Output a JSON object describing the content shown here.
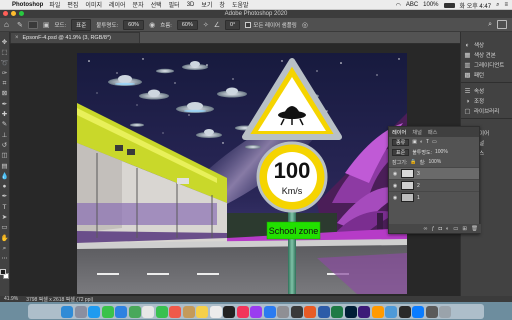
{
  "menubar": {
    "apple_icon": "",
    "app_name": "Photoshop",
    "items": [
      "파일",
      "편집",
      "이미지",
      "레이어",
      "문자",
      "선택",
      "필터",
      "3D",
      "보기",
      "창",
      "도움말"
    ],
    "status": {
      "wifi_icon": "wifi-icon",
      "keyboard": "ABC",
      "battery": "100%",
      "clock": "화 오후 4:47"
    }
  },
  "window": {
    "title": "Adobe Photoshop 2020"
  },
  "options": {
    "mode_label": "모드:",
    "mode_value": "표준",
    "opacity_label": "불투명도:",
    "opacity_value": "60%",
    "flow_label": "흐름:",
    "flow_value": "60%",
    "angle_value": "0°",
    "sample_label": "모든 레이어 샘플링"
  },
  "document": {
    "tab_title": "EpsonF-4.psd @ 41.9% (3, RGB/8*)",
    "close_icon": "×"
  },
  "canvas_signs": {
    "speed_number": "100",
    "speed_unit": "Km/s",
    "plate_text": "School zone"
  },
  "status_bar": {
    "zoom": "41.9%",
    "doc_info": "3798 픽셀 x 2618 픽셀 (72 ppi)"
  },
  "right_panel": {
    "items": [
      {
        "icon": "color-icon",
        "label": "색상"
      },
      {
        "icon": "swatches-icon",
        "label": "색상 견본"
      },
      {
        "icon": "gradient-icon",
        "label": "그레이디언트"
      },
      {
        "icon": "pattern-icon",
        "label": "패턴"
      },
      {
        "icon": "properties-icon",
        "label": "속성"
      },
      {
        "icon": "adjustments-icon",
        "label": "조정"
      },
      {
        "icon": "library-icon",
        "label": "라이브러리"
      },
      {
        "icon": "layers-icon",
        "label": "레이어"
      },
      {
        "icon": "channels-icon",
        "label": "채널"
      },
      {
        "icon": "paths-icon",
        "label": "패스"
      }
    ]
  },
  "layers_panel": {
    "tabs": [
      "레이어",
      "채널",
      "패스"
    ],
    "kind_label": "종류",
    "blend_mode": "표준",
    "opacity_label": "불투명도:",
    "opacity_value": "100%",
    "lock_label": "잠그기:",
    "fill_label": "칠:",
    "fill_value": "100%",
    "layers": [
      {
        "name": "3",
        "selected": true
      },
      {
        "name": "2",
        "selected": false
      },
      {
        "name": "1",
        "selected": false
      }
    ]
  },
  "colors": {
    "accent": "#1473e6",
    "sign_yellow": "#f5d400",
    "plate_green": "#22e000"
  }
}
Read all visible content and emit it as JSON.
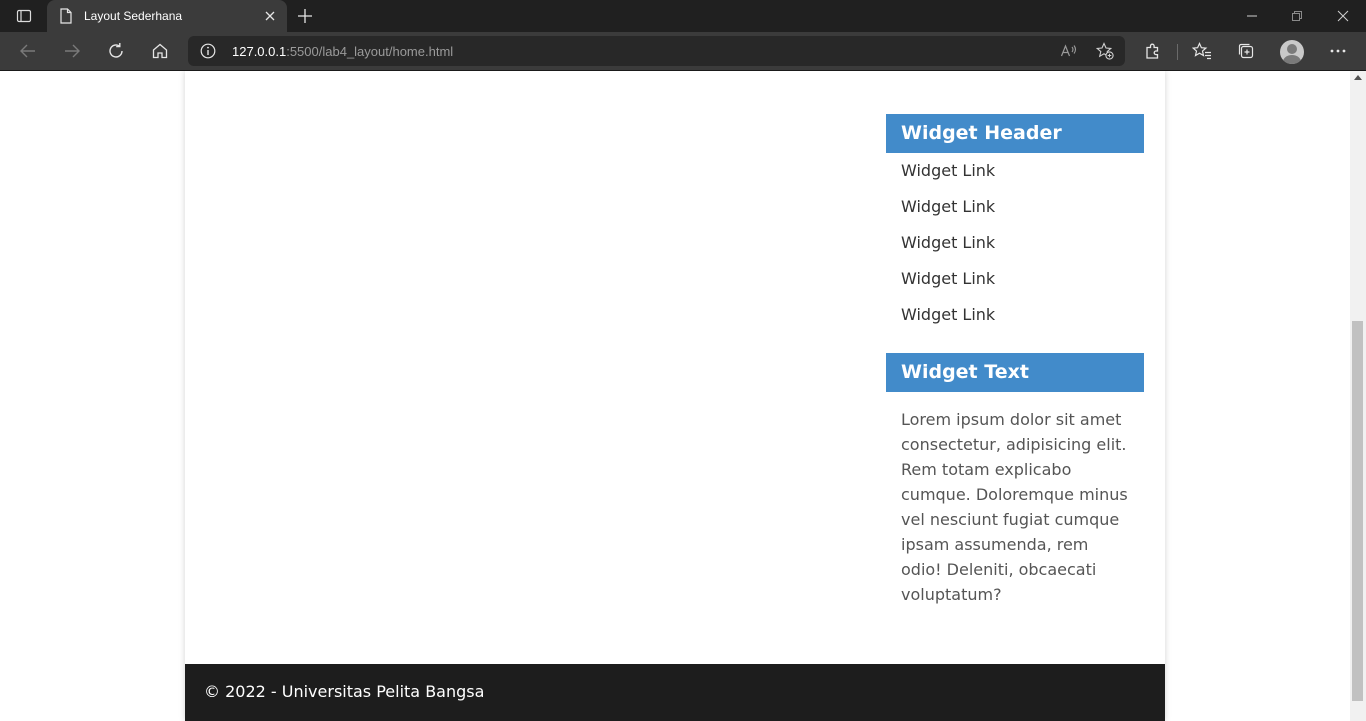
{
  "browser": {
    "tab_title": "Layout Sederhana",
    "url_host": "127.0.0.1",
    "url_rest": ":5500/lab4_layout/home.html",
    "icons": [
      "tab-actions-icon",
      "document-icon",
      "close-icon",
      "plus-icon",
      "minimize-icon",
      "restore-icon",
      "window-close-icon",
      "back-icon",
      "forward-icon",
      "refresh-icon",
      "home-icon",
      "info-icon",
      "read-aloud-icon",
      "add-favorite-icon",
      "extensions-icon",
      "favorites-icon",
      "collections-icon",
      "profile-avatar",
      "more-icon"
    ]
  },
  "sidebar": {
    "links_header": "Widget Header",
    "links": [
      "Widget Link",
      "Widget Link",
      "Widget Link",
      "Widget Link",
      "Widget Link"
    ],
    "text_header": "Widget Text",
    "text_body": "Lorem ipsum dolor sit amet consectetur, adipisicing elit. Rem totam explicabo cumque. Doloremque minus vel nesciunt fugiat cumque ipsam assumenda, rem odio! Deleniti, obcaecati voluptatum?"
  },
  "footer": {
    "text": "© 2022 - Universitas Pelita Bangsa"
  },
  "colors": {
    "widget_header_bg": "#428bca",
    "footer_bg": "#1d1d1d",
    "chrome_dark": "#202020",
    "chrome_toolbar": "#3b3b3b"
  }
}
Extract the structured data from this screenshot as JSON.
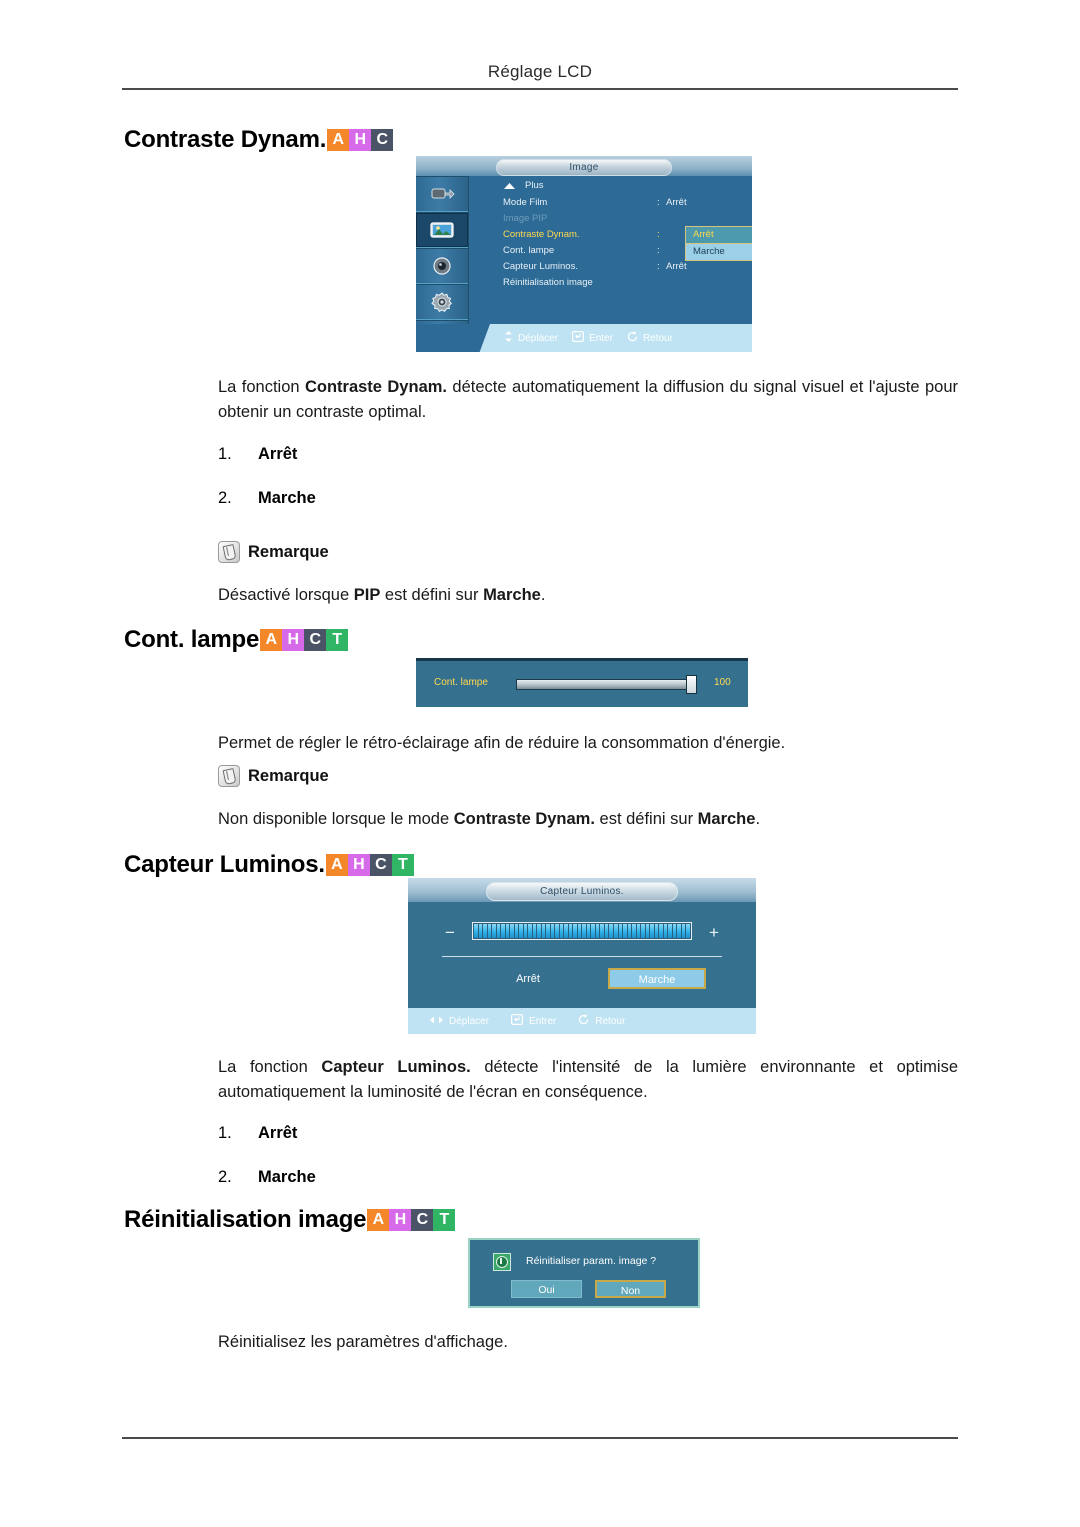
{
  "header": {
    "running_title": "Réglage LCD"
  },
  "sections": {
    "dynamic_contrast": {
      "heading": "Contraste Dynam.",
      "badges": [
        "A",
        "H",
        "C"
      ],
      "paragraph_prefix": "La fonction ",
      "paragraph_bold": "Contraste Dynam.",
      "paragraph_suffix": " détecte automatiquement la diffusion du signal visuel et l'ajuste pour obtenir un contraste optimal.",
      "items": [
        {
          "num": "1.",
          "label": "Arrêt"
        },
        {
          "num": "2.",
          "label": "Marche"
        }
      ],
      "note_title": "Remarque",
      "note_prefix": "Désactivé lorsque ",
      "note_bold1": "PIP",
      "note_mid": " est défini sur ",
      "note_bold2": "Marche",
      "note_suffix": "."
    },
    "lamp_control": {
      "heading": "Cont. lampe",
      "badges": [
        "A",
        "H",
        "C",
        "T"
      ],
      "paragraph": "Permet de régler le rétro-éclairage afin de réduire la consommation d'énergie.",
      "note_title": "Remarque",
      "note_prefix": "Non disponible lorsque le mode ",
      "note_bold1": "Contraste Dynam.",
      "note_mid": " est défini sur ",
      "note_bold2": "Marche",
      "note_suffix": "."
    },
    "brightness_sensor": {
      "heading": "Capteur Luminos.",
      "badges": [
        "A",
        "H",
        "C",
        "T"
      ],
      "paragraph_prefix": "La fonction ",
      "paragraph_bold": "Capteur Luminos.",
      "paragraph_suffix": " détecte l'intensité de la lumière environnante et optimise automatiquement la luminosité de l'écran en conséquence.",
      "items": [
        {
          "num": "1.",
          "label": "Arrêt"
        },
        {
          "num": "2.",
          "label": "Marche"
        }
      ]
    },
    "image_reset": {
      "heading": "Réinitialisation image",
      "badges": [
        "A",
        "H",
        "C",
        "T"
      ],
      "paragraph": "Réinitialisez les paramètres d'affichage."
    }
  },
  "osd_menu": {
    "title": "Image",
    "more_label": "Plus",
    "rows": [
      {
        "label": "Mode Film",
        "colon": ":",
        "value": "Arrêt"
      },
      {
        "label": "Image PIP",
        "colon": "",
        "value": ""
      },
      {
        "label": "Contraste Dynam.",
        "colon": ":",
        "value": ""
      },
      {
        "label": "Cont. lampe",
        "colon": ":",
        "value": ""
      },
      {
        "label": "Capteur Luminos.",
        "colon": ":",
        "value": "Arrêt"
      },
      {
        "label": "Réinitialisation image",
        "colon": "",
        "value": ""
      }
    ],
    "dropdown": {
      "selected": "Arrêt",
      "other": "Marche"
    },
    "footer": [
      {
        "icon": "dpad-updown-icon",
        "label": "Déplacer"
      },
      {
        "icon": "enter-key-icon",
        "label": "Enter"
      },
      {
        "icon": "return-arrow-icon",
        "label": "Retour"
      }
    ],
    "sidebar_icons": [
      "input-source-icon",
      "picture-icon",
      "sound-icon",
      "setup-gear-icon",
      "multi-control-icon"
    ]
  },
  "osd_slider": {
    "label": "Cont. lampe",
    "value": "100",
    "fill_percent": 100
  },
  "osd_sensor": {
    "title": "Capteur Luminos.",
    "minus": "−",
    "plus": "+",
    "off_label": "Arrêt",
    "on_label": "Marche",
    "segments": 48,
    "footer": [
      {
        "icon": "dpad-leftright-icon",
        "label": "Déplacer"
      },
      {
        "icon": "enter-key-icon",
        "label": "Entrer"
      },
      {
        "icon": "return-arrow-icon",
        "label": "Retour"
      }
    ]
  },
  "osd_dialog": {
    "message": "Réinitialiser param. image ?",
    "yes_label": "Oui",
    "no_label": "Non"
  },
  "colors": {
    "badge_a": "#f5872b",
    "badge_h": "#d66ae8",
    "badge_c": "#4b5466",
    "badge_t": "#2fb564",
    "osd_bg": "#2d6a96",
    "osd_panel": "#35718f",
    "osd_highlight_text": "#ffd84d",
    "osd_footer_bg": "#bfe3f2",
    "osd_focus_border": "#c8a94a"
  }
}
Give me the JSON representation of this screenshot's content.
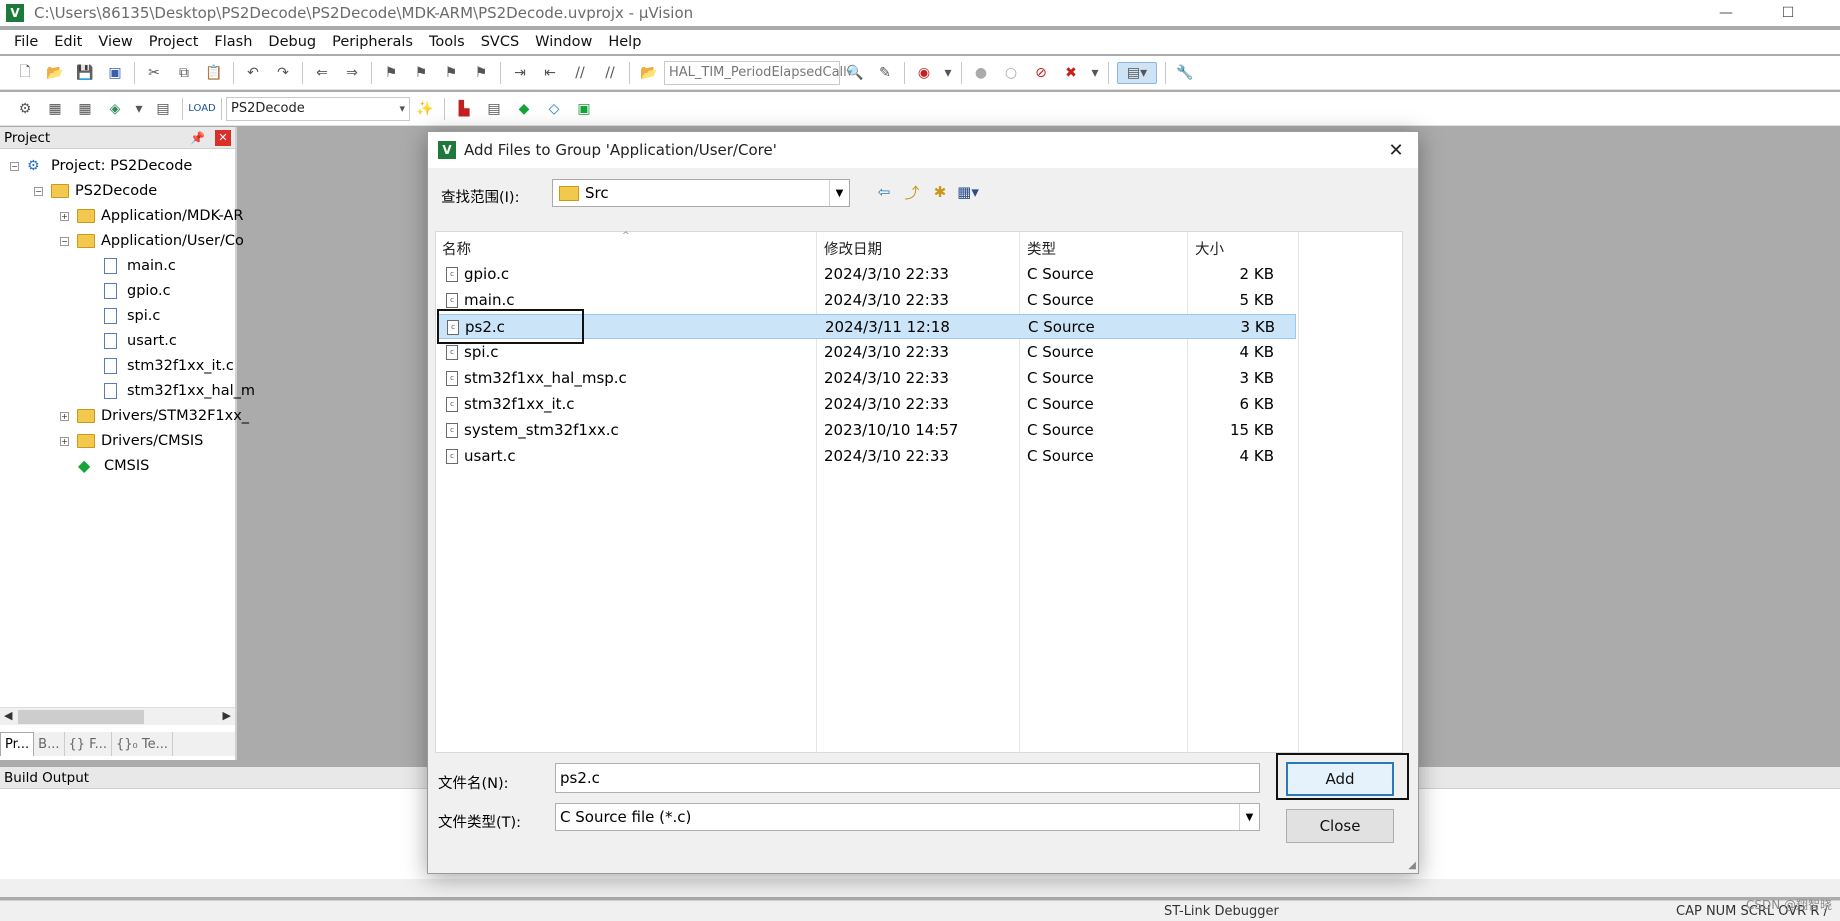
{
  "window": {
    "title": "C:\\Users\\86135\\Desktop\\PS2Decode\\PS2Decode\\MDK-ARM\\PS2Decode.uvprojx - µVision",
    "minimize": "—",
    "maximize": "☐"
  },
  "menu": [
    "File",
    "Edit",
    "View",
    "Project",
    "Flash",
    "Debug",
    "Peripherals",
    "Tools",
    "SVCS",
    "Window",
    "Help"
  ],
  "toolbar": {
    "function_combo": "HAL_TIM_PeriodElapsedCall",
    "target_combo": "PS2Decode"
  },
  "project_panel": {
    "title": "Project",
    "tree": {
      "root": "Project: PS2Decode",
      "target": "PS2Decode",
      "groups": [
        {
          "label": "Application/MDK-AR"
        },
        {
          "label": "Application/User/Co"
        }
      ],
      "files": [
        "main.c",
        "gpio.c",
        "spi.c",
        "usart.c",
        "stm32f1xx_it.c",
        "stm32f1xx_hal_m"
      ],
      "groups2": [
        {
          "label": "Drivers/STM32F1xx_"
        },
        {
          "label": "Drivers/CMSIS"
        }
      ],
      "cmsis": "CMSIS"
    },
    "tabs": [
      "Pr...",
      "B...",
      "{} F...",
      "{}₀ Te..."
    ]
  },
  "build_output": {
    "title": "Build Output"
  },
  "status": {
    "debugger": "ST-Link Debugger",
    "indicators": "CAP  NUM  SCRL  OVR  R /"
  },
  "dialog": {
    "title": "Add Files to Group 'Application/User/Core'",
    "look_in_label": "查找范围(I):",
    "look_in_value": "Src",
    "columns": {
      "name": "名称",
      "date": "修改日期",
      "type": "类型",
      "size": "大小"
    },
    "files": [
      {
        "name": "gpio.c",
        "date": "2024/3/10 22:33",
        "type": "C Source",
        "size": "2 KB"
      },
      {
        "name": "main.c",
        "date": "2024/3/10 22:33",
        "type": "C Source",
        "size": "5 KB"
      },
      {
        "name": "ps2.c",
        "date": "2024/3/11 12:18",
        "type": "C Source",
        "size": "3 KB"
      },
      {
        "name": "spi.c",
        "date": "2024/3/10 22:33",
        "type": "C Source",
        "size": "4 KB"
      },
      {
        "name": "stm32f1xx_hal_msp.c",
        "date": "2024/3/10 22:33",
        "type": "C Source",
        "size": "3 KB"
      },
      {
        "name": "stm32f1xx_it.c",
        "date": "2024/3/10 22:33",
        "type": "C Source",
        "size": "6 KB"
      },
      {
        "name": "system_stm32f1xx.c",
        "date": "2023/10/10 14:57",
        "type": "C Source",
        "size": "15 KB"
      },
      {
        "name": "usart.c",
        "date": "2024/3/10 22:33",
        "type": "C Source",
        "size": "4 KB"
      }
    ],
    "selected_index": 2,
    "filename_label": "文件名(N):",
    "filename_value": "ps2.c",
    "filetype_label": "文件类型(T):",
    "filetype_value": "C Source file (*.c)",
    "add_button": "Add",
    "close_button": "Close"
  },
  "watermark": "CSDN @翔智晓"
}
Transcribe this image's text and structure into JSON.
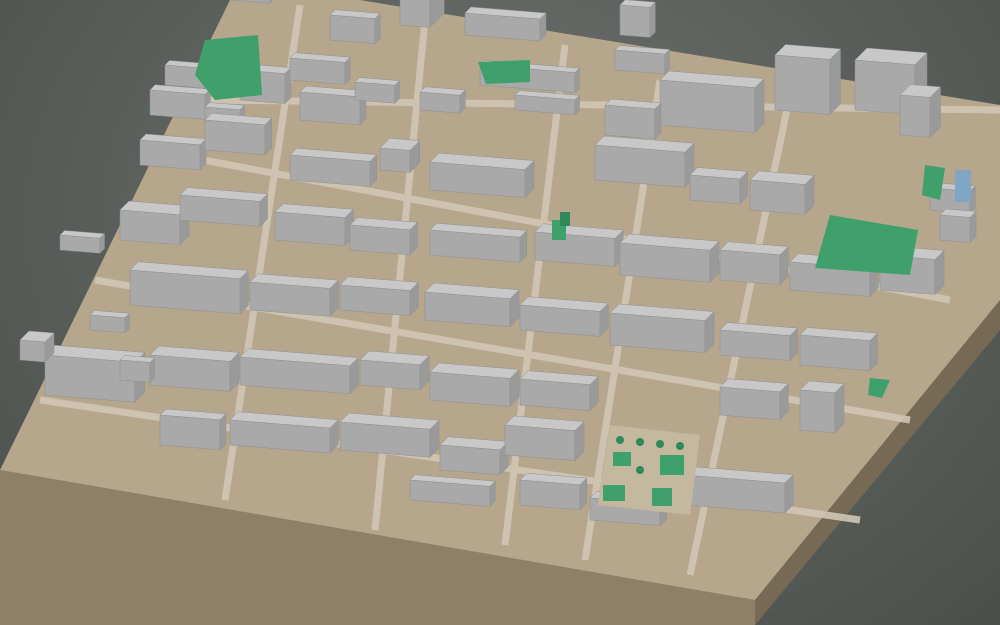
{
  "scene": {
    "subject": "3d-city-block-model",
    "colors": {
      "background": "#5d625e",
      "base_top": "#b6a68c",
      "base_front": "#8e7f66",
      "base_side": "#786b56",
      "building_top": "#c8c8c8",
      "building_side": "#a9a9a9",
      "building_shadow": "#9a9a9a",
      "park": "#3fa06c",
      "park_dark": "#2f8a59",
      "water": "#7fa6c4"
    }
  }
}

# Brief:
Return only those lines of the records that contain the string "détecte".

# Result of the exercise:
      "paragraph_suffix": " détecte automatiquement la diffusion du signal visuel et l'ajuste pour obtenir un contraste optimal.",
      "paragraph_suffix": " détecte l'intensité de la lumière environnante et optimise automatiquement la luminosité de l'écran en conséquence.",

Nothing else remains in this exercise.